>> start Extracted records

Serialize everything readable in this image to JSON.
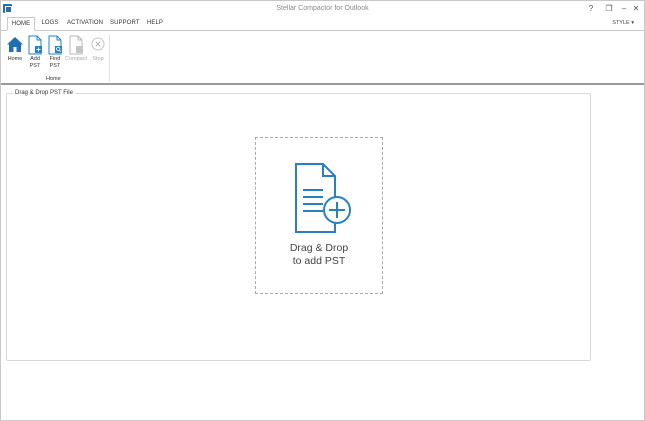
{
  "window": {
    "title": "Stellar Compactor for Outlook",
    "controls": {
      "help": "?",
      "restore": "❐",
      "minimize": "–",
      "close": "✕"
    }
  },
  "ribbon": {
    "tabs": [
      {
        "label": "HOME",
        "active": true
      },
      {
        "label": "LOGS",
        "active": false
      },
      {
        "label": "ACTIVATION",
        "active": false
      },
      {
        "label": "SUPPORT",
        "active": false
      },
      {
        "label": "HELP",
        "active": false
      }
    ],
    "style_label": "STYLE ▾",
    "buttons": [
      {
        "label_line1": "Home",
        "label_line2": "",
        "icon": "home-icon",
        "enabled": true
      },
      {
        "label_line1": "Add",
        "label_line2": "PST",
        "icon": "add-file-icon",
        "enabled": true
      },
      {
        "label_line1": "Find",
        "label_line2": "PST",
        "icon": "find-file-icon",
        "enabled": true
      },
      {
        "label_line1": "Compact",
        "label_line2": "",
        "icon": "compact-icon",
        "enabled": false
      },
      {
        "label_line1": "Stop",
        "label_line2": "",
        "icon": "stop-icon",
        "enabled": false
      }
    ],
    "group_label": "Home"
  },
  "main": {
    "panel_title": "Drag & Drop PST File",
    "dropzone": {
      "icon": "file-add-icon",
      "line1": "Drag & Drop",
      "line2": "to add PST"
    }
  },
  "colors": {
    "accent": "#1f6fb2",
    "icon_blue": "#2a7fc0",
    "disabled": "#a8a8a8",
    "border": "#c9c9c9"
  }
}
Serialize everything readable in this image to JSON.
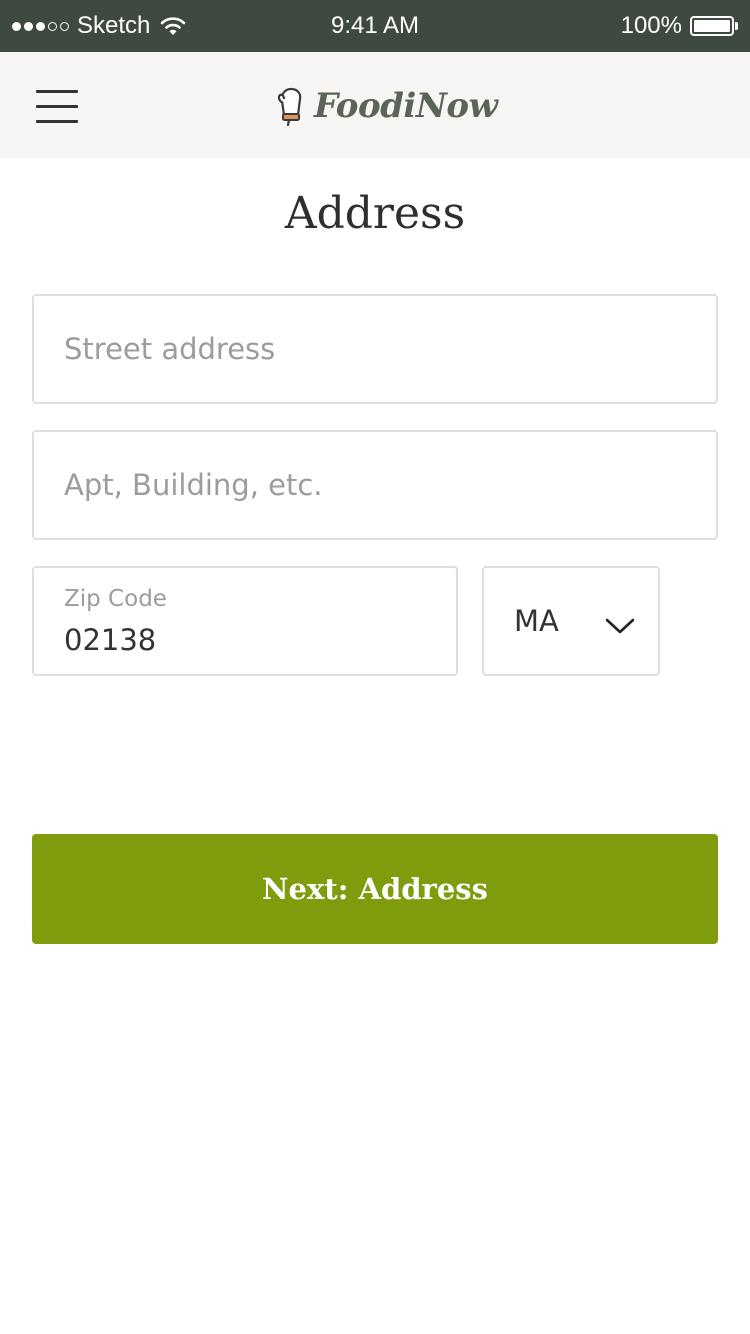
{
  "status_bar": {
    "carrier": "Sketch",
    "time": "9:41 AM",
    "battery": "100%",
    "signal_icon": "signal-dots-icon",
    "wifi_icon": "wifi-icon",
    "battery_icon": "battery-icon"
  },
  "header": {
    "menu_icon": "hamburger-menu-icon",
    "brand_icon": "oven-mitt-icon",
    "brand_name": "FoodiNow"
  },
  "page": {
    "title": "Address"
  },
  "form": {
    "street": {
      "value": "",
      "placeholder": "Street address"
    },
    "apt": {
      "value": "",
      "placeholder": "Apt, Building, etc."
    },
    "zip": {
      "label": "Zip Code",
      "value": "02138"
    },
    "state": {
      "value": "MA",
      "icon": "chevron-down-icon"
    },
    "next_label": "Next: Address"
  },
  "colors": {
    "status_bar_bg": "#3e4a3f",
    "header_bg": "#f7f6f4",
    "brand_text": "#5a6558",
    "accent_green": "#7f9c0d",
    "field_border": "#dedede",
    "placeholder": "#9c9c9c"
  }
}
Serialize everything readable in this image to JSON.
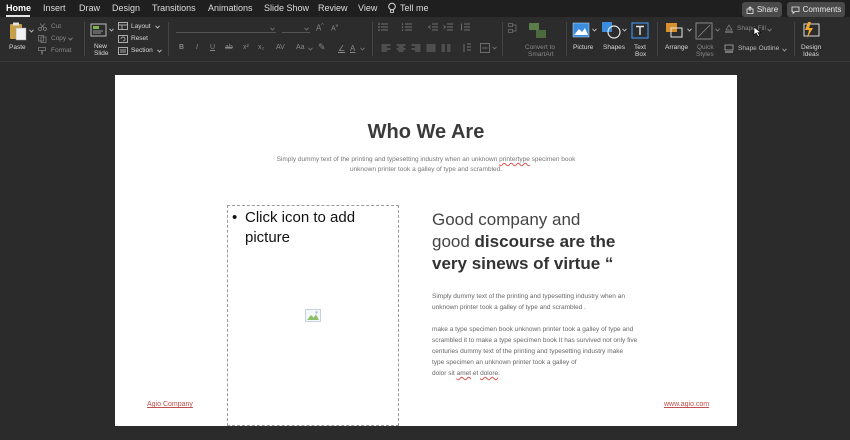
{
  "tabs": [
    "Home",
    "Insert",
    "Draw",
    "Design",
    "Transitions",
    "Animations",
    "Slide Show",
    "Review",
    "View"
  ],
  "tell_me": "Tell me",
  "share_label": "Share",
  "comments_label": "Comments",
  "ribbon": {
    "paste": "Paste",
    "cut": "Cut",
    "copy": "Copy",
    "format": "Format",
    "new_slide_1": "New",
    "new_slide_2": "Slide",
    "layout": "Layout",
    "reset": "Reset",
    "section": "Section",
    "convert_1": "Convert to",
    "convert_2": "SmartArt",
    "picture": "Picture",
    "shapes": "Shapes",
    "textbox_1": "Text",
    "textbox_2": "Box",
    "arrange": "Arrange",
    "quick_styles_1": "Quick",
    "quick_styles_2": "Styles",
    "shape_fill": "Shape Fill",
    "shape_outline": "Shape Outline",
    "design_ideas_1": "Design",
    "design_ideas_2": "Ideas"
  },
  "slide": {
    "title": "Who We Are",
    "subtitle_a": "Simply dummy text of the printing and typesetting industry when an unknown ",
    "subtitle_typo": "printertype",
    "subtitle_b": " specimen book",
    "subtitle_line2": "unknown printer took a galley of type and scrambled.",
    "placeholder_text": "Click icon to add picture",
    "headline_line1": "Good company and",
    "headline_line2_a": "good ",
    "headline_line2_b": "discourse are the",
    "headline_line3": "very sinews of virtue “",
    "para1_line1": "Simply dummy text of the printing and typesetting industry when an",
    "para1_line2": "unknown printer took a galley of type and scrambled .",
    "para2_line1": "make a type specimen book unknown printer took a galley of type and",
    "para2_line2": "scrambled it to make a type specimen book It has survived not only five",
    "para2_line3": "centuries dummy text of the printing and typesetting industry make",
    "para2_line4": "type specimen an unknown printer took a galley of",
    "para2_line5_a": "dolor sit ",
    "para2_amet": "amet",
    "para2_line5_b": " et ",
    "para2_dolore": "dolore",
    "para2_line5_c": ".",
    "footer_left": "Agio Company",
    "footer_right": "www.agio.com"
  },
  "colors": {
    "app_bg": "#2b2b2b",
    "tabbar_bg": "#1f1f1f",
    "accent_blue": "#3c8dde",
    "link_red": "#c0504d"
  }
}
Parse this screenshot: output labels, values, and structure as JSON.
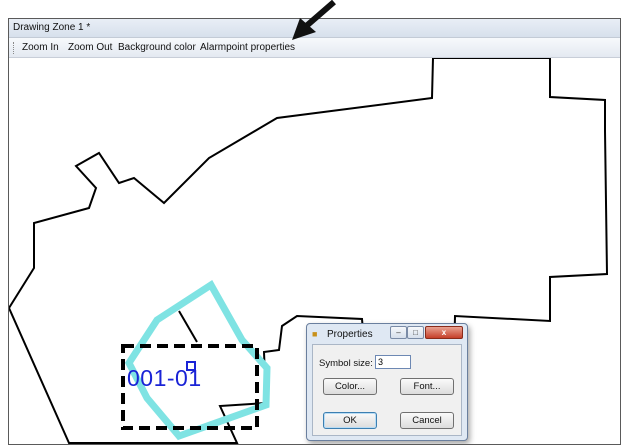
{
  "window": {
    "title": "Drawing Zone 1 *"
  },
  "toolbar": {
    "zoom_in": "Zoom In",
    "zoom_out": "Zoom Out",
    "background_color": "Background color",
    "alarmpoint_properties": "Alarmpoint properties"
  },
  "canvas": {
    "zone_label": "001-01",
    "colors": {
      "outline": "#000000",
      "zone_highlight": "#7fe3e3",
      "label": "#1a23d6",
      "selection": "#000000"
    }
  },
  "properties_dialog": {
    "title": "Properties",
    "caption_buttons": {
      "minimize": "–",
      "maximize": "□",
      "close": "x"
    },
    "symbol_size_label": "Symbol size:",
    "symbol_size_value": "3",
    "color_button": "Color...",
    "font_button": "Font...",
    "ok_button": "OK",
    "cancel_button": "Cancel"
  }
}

>> end Extracted records

The data above should be repeated exactly, minus any pictures.

- Solution to this exercise -
Serialize everything readable in this image to JSON.
{
  "window": {
    "title": "Stellar Compactor for Outlook",
    "controls": {
      "help": "?",
      "restore": "❐",
      "minimize": "–",
      "close": "✕"
    }
  },
  "ribbon": {
    "tabs": [
      {
        "label": "HOME",
        "active": true
      },
      {
        "label": "LOGS",
        "active": false
      },
      {
        "label": "ACTIVATION",
        "active": false
      },
      {
        "label": "SUPPORT",
        "active": false
      },
      {
        "label": "HELP",
        "active": false
      }
    ],
    "style_label": "STYLE ▾",
    "buttons": [
      {
        "label_line1": "Home",
        "label_line2": "",
        "icon": "home-icon",
        "enabled": true
      },
      {
        "label_line1": "Add",
        "label_line2": "PST",
        "icon": "add-file-icon",
        "enabled": true
      },
      {
        "label_line1": "Find",
        "label_line2": "PST",
        "icon": "find-file-icon",
        "enabled": true
      },
      {
        "label_line1": "Compact",
        "label_line2": "",
        "icon": "compact-icon",
        "enabled": false
      },
      {
        "label_line1": "Stop",
        "label_line2": "",
        "icon": "stop-icon",
        "enabled": false
      }
    ],
    "group_label": "Home"
  },
  "main": {
    "panel_title": "Drag & Drop PST File",
    "dropzone": {
      "icon": "file-add-icon",
      "line1": "Drag & Drop",
      "line2": "to add PST"
    }
  },
  "colors": {
    "accent": "#1f6fb2",
    "icon_blue": "#2a7fc0",
    "disabled": "#a8a8a8",
    "border": "#c9c9c9"
  }
}
Serialize everything readable in this image to JSON.
{
  "status_bar": {
    "carrier": "Sketch",
    "time": "9:41 AM",
    "battery": "100%",
    "signal_icon": "signal-dots-icon",
    "wifi_icon": "wifi-icon",
    "battery_icon": "battery-icon"
  },
  "header": {
    "menu_icon": "hamburger-menu-icon",
    "brand_icon": "oven-mitt-icon",
    "brand_name": "FoodiNow"
  },
  "page": {
    "title": "Address"
  },
  "form": {
    "street": {
      "value": "",
      "placeholder": "Street address"
    },
    "apt": {
      "value": "",
      "placeholder": "Apt, Building, etc."
    },
    "zip": {
      "label": "Zip Code",
      "value": "02138"
    },
    "state": {
      "value": "MA",
      "icon": "chevron-down-icon"
    },
    "next_label": "Next: Address"
  },
  "colors": {
    "status_bar_bg": "#3e4a3f",
    "header_bg": "#f7f6f4",
    "brand_text": "#5a6558",
    "accent_green": "#7f9c0d",
    "field_border": "#dedede",
    "placeholder": "#9c9c9c"
  }
}
Serialize everything readable in this image to JSON.
{
  "tabs": [
    "Home",
    "Insert",
    "Draw",
    "Design",
    "Transitions",
    "Animations",
    "Slide Show",
    "Review",
    "View"
  ],
  "tell_me": "Tell me",
  "share_label": "Share",
  "comments_label": "Comments",
  "ribbon": {
    "paste": "Paste",
    "cut": "Cut",
    "copy": "Copy",
    "format": "Format",
    "new_slide_1": "New",
    "new_slide_2": "Slide",
    "layout": "Layout",
    "reset": "Reset",
    "section": "Section",
    "convert_1": "Convert to",
    "convert_2": "SmartArt",
    "picture": "Picture",
    "shapes": "Shapes",
    "textbox_1": "Text",
    "textbox_2": "Box",
    "arrange": "Arrange",
    "quick_styles_1": "Quick",
    "quick_styles_2": "Styles",
    "shape_fill": "Shape Fill",
    "shape_outline": "Shape Outline",
    "design_ideas_1": "Design",
    "design_ideas_2": "Ideas"
  },
  "slide": {
    "title": "Who We Are",
    "subtitle_a": "Simply dummy text of the printing and typesetting industry when an unknown ",
    "subtitle_typo": "printertype",
    "subtitle_b": " specimen book",
    "subtitle_line2": "unknown printer took a galley of type and scrambled.",
    "placeholder_text": "Click icon to add picture",
    "headline_line1": "Good company and",
    "headline_line2_a": "good ",
    "headline_line2_b": "discourse are the",
    "headline_line3": "very sinews of virtue “",
    "para1_line1": "Simply dummy text of the printing and typesetting industry when an",
    "para1_line2": "unknown printer took a galley of type and scrambled .",
    "para2_line1": "make a type specimen book unknown printer took a galley of type and",
    "para2_line2": "scrambled it to make a type specimen book It has survived not only five",
    "para2_line3": "centuries dummy text of the printing and typesetting industry make",
    "para2_line4": "type specimen an unknown printer took a galley of",
    "para2_line5_a": "dolor sit ",
    "para2_amet": "amet",
    "para2_line5_b": " et ",
    "para2_dolore": "dolore",
    "para2_line5_c": ".",
    "footer_left": "Agio Company",
    "footer_right": "www.agio.com"
  },
  "colors": {
    "app_bg": "#2b2b2b",
    "tabbar_bg": "#1f1f1f",
    "accent_blue": "#3c8dde",
    "link_red": "#c0504d"
  }
}
Parse this screenshot: output labels, values, and structure as JSON.
{
  "window": {
    "title": "Drawing Zone 1 *"
  },
  "toolbar": {
    "zoom_in": "Zoom In",
    "zoom_out": "Zoom Out",
    "background_color": "Background color",
    "alarmpoint_properties": "Alarmpoint properties"
  },
  "canvas": {
    "zone_label": "001-01",
    "colors": {
      "outline": "#000000",
      "zone_highlight": "#7fe3e3",
      "label": "#1a23d6",
      "selection": "#000000"
    }
  },
  "properties_dialog": {
    "title": "Properties",
    "caption_buttons": {
      "minimize": "–",
      "maximize": "□",
      "close": "x"
    },
    "symbol_size_label": "Symbol size:",
    "symbol_size_value": "3",
    "color_button": "Color...",
    "font_button": "Font...",
    "ok_button": "OK",
    "cancel_button": "Cancel"
  }
}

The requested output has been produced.